§ **Brief**: Count lines holding the string "label" in the data that follows. Reply with one number only.

§ **Supplied material**:
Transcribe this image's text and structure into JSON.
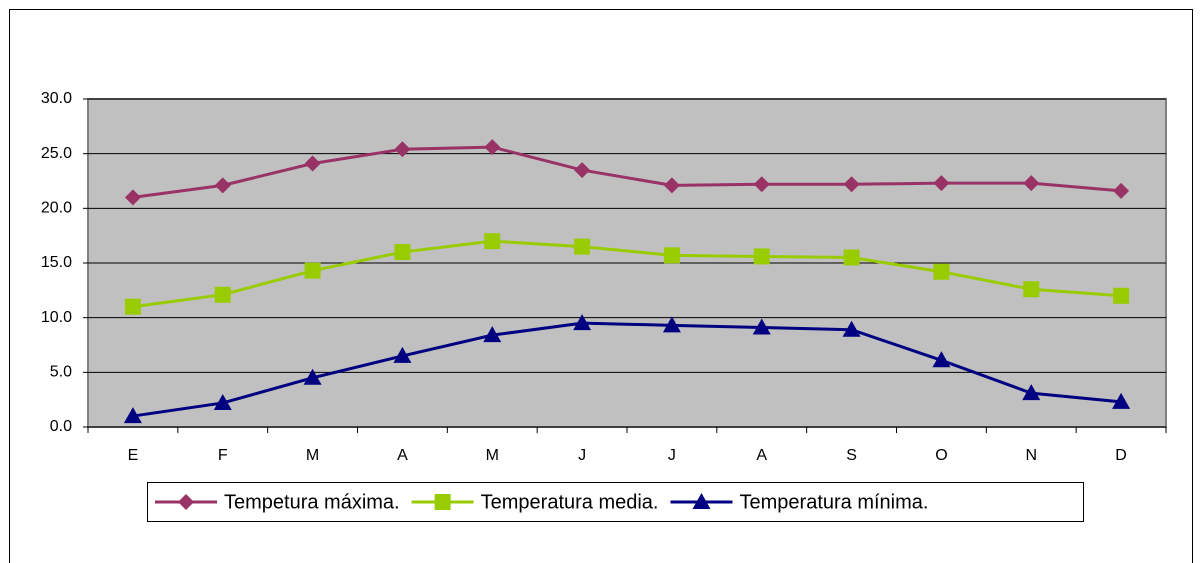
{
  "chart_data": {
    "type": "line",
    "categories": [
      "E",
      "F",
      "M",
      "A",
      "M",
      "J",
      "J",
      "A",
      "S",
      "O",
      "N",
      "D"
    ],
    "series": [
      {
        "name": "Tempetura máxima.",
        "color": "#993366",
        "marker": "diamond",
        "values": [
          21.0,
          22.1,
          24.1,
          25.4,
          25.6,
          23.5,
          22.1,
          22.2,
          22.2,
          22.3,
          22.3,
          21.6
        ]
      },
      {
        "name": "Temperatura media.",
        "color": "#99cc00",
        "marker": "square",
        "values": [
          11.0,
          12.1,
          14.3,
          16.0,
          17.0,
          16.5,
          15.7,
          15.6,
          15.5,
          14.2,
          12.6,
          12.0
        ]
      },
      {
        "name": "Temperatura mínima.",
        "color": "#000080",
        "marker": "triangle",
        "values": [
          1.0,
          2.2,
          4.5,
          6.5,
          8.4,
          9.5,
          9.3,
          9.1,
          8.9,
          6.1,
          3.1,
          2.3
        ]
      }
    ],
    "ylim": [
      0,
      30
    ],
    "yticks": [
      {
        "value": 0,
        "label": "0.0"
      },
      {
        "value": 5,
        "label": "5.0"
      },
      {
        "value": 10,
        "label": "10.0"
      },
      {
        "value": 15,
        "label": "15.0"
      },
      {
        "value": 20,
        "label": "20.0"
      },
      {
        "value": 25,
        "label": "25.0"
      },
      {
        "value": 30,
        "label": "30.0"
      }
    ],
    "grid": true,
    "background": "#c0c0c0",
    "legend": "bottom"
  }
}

§ **Exercise result**: 7